Figure record extracts:
+ + + +

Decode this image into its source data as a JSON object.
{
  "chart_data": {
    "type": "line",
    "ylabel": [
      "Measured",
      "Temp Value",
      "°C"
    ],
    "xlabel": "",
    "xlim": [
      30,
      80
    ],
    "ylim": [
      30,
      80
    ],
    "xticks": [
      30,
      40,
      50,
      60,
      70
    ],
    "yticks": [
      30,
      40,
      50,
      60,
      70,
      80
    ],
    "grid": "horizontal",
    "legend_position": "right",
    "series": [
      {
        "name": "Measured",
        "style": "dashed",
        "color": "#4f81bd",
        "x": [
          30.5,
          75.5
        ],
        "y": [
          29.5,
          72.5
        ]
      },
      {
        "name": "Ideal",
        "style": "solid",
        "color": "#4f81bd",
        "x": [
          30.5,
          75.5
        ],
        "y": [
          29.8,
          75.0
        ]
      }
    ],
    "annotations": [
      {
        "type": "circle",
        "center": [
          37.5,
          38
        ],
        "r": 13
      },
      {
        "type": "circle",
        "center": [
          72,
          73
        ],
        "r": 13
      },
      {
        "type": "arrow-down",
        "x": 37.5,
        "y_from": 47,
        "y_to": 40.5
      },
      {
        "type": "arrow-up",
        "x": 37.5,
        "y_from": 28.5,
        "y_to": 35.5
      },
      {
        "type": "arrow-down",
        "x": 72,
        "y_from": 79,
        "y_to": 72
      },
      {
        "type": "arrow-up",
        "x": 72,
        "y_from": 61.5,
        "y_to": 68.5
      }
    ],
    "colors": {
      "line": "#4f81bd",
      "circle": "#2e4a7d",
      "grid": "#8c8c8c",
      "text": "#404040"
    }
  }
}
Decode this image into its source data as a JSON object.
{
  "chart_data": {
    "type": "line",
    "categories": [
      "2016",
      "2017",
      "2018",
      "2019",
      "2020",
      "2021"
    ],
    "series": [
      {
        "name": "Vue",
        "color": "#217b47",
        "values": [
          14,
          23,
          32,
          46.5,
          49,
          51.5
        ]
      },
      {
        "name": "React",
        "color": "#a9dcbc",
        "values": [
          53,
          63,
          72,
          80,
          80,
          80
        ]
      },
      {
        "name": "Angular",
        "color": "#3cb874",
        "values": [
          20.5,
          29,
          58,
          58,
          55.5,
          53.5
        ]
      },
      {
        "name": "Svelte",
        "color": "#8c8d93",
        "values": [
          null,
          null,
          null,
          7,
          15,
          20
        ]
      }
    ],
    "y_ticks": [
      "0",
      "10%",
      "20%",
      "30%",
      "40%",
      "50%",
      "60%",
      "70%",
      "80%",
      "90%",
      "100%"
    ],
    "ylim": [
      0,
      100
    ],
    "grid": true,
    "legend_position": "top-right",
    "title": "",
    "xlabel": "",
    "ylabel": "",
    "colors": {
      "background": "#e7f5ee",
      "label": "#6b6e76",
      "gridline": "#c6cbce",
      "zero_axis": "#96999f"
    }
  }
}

+ + + +

Exercise: Type the whole listing again, unaltered.

Answer to the problem:
Decode this image into its source data as a JSON object.
{
  "chart_data": {
    "type": "line",
    "ylabel": [
      "Measured",
      "Temp Value",
      "°C"
    ],
    "xlabel": "",
    "xlim": [
      30,
      80
    ],
    "ylim": [
      30,
      80
    ],
    "xticks": [
      30,
      40,
      50,
      60,
      70
    ],
    "yticks": [
      30,
      40,
      50,
      60,
      70,
      80
    ],
    "grid": "horizontal",
    "legend_position": "right",
    "series": [
      {
        "name": "Measured",
        "style": "dashed",
        "color": "#4f81bd",
        "x": [
          30.5,
          75.5
        ],
        "y": [
          29.5,
          72.5
        ]
      },
      {
        "name": "Ideal",
        "style": "solid",
        "color": "#4f81bd",
        "x": [
          30.5,
          75.5
        ],
        "y": [
          29.8,
          75.0
        ]
      }
    ],
    "annotations": [
      {
        "type": "circle",
        "center": [
          37.5,
          38
        ],
        "r": 13
      },
      {
        "type": "circle",
        "center": [
          72,
          73
        ],
        "r": 13
      },
      {
        "type": "arrow-down",
        "x": 37.5,
        "y_from": 47,
        "y_to": 40.5
      },
      {
        "type": "arrow-up",
        "x": 37.5,
        "y_from": 28.5,
        "y_to": 35.5
      },
      {
        "type": "arrow-down",
        "x": 72,
        "y_from": 79,
        "y_to": 72
      },
      {
        "type": "arrow-up",
        "x": 72,
        "y_from": 61.5,
        "y_to": 68.5
      }
    ],
    "colors": {
      "line": "#4f81bd",
      "circle": "#2e4a7d",
      "grid": "#8c8c8c",
      "text": "#404040"
    }
  }
}
Decode this image into its source data as a JSON object.
{
  "chart_data": {
    "type": "line",
    "categories": [
      "2016",
      "2017",
      "2018",
      "2019",
      "2020",
      "2021"
    ],
    "series": [
      {
        "name": "Vue",
        "color": "#217b47",
        "values": [
          14,
          23,
          32,
          46.5,
          49,
          51.5
        ]
      },
      {
        "name": "React",
        "color": "#a9dcbc",
        "values": [
          53,
          63,
          72,
          80,
          80,
          80
        ]
      },
      {
        "name": "Angular",
        "color": "#3cb874",
        "values": [
          20.5,
          29,
          58,
          58,
          55.5,
          53.5
        ]
      },
      {
        "name": "Svelte",
        "color": "#8c8d93",
        "values": [
          null,
          null,
          null,
          7,
          15,
          20
        ]
      }
    ],
    "y_ticks": [
      "0",
      "10%",
      "20%",
      "30%",
      "40%",
      "50%",
      "60%",
      "70%",
      "80%",
      "90%",
      "100%"
    ],
    "ylim": [
      0,
      100
    ],
    "grid": true,
    "legend_position": "top-right",
    "title": "",
    "xlabel": "",
    "ylabel": "",
    "colors": {
      "background": "#e7f5ee",
      "label": "#6b6e76",
      "gridline": "#c6cbce",
      "zero_axis": "#96999f"
    }
  }
}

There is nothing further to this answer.